<<<<

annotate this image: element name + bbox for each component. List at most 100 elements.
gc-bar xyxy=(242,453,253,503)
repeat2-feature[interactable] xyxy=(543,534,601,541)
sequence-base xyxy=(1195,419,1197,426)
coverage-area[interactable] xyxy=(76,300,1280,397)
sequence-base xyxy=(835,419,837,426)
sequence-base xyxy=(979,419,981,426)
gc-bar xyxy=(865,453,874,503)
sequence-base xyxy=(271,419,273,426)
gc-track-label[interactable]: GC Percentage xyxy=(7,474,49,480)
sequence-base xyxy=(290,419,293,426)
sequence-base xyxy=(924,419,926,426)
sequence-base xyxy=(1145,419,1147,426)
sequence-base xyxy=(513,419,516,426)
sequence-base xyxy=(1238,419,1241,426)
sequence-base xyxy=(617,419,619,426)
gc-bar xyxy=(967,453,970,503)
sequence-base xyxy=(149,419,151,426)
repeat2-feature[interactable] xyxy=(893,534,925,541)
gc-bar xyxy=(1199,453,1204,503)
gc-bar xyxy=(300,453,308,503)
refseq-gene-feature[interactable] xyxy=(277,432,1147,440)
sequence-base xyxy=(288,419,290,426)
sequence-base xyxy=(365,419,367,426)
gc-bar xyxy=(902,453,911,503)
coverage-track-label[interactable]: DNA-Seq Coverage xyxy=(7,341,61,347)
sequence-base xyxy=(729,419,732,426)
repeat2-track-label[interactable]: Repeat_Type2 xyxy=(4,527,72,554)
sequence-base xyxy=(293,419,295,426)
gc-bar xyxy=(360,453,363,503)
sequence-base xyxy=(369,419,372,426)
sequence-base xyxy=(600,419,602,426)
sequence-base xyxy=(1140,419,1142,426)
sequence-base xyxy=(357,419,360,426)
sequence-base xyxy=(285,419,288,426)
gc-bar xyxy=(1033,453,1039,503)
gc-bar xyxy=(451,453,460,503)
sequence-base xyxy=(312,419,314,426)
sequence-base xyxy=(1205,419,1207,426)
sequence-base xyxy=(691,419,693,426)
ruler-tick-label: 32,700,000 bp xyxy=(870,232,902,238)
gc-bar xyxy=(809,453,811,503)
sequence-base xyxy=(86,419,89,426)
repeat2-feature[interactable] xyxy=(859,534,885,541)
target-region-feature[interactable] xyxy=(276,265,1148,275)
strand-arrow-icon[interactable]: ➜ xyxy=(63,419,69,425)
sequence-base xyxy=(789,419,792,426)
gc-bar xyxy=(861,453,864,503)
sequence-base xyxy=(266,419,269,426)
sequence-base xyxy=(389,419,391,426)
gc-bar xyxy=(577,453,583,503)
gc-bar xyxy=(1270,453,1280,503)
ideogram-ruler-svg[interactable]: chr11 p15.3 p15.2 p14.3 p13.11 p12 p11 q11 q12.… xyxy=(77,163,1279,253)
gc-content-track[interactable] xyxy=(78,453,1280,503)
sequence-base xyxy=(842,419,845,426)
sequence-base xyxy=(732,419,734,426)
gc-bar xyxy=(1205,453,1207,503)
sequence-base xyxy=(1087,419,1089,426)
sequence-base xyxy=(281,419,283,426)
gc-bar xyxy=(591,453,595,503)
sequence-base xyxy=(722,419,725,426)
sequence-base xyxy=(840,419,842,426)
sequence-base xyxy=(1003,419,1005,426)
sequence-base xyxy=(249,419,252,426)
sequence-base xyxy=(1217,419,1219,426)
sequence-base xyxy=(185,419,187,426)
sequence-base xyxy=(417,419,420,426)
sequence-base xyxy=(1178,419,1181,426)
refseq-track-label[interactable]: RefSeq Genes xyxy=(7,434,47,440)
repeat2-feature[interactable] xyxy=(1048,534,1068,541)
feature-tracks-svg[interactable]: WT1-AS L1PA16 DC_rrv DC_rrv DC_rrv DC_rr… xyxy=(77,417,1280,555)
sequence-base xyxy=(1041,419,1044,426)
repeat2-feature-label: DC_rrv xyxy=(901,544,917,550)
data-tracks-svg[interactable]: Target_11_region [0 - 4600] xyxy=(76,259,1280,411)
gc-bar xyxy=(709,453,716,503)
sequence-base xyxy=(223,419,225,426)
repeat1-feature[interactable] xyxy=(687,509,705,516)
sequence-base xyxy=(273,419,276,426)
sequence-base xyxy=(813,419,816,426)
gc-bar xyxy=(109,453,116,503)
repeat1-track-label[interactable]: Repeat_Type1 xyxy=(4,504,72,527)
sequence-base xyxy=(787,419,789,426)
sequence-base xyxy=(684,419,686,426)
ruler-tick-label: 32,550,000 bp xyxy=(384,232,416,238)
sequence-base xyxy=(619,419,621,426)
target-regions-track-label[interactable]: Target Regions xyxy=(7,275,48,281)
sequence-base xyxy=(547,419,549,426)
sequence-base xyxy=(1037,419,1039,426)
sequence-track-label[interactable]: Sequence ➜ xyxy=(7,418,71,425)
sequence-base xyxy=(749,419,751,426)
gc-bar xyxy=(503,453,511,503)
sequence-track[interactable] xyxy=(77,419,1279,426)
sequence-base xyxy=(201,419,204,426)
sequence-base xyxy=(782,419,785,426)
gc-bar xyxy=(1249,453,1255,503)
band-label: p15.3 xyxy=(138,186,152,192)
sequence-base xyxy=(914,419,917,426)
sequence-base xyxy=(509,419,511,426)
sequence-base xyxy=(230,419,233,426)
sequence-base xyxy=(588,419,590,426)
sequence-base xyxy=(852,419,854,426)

>>>>

REQUIREMENT —
All of the entries must be written out exactly as they stand.

YOUR RESPONSE —
annotate this image: element name + bbox for each component. List at most 100 elements.
gc-bar xyxy=(242,453,253,503)
repeat2-feature[interactable] xyxy=(543,534,601,541)
sequence-base xyxy=(1195,419,1197,426)
coverage-area[interactable] xyxy=(76,300,1280,397)
sequence-base xyxy=(835,419,837,426)
sequence-base xyxy=(979,419,981,426)
gc-bar xyxy=(865,453,874,503)
sequence-base xyxy=(271,419,273,426)
gc-track-label[interactable]: GC Percentage xyxy=(7,474,49,480)
sequence-base xyxy=(290,419,293,426)
sequence-base xyxy=(924,419,926,426)
sequence-base xyxy=(1145,419,1147,426)
sequence-base xyxy=(513,419,516,426)
sequence-base xyxy=(1238,419,1241,426)
sequence-base xyxy=(617,419,619,426)
gc-bar xyxy=(967,453,970,503)
sequence-base xyxy=(149,419,151,426)
repeat2-feature[interactable] xyxy=(893,534,925,541)
gc-bar xyxy=(1199,453,1204,503)
gc-bar xyxy=(300,453,308,503)
refseq-gene-feature[interactable] xyxy=(277,432,1147,440)
sequence-base xyxy=(288,419,290,426)
sequence-base xyxy=(365,419,367,426)
gc-bar xyxy=(902,453,911,503)
coverage-track-label[interactable]: DNA-Seq Coverage xyxy=(7,341,61,347)
sequence-base xyxy=(729,419,732,426)
repeat2-track-label[interactable]: Repeat_Type2 xyxy=(4,527,72,554)
sequence-base xyxy=(293,419,295,426)
gc-bar xyxy=(360,453,363,503)
sequence-base xyxy=(369,419,372,426)
sequence-base xyxy=(600,419,602,426)
sequence-base xyxy=(1140,419,1142,426)
sequence-base xyxy=(357,419,360,426)
sequence-base xyxy=(285,419,288,426)
gc-bar xyxy=(1033,453,1039,503)
gc-bar xyxy=(451,453,460,503)
sequence-base xyxy=(312,419,314,426)
sequence-base xyxy=(1205,419,1207,426)
sequence-base xyxy=(691,419,693,426)
ruler-tick-label: 32,700,000 bp xyxy=(870,232,902,238)
gc-bar xyxy=(809,453,811,503)
sequence-base xyxy=(86,419,89,426)
repeat2-feature[interactable] xyxy=(859,534,885,541)
target-region-feature[interactable] xyxy=(276,265,1148,275)
strand-arrow-icon[interactable]: ➜ xyxy=(63,419,69,425)
sequence-base xyxy=(789,419,792,426)
gc-bar xyxy=(861,453,864,503)
sequence-base xyxy=(266,419,269,426)
sequence-base xyxy=(389,419,391,426)
gc-bar xyxy=(577,453,583,503)
gc-bar xyxy=(1270,453,1280,503)
ideogram-ruler-svg[interactable]: chr11 p15.3 p15.2 p14.3 p13.11 p12 p11 q11 q12.… xyxy=(77,163,1279,253)
gc-content-track[interactable] xyxy=(78,453,1280,503)
sequence-base xyxy=(842,419,845,426)
sequence-base xyxy=(732,419,734,426)
gc-bar xyxy=(1205,453,1207,503)
sequence-base xyxy=(1087,419,1089,426)
sequence-base xyxy=(281,419,283,426)
gc-bar xyxy=(591,453,595,503)
sequence-base xyxy=(722,419,725,426)
sequence-base xyxy=(840,419,842,426)
sequence-base xyxy=(1003,419,1005,426)
sequence-base xyxy=(249,419,252,426)
sequence-base xyxy=(1217,419,1219,426)
sequence-base xyxy=(185,419,187,426)
sequence-base xyxy=(417,419,420,426)
sequence-base xyxy=(1178,419,1181,426)
refseq-track-label[interactable]: RefSeq Genes xyxy=(7,434,47,440)
repeat2-feature[interactable] xyxy=(1048,534,1068,541)
feature-tracks-svg[interactable]: WT1-AS L1PA16 DC_rrv DC_rrv DC_rrv DC_rr… xyxy=(77,417,1280,555)
sequence-base xyxy=(1041,419,1044,426)
repeat2-feature-label: DC_rrv xyxy=(901,544,917,550)
data-tracks-svg[interactable]: Target_11_region [0 - 4600] xyxy=(76,259,1280,411)
gc-bar xyxy=(709,453,716,503)
sequence-base xyxy=(223,419,225,426)
repeat1-feature[interactable] xyxy=(687,509,705,516)
sequence-base xyxy=(273,419,276,426)
sequence-base xyxy=(813,419,816,426)
gc-bar xyxy=(109,453,116,503)
repeat1-track-label[interactable]: Repeat_Type1 xyxy=(4,504,72,527)
sequence-base xyxy=(787,419,789,426)
sequence-base xyxy=(684,419,686,426)
ruler-tick-label: 32,550,000 bp xyxy=(384,232,416,238)
sequence-base xyxy=(619,419,621,426)
target-regions-track-label[interactable]: Target Regions xyxy=(7,275,48,281)
sequence-base xyxy=(547,419,549,426)
sequence-base xyxy=(1037,419,1039,426)
sequence-track-label[interactable]: Sequence ➜ xyxy=(7,418,71,425)
sequence-base xyxy=(749,419,751,426)
gc-bar xyxy=(503,453,511,503)
sequence-track[interactable] xyxy=(77,419,1279,426)
sequence-base xyxy=(201,419,204,426)
sequence-base xyxy=(782,419,785,426)
gc-bar xyxy=(1249,453,1255,503)
band-label: p15.3 xyxy=(138,186,152,192)
sequence-base xyxy=(914,419,917,426)
sequence-base xyxy=(509,419,511,426)
sequence-base xyxy=(230,419,233,426)
sequence-base xyxy=(588,419,590,426)
sequence-base xyxy=(852,419,854,426)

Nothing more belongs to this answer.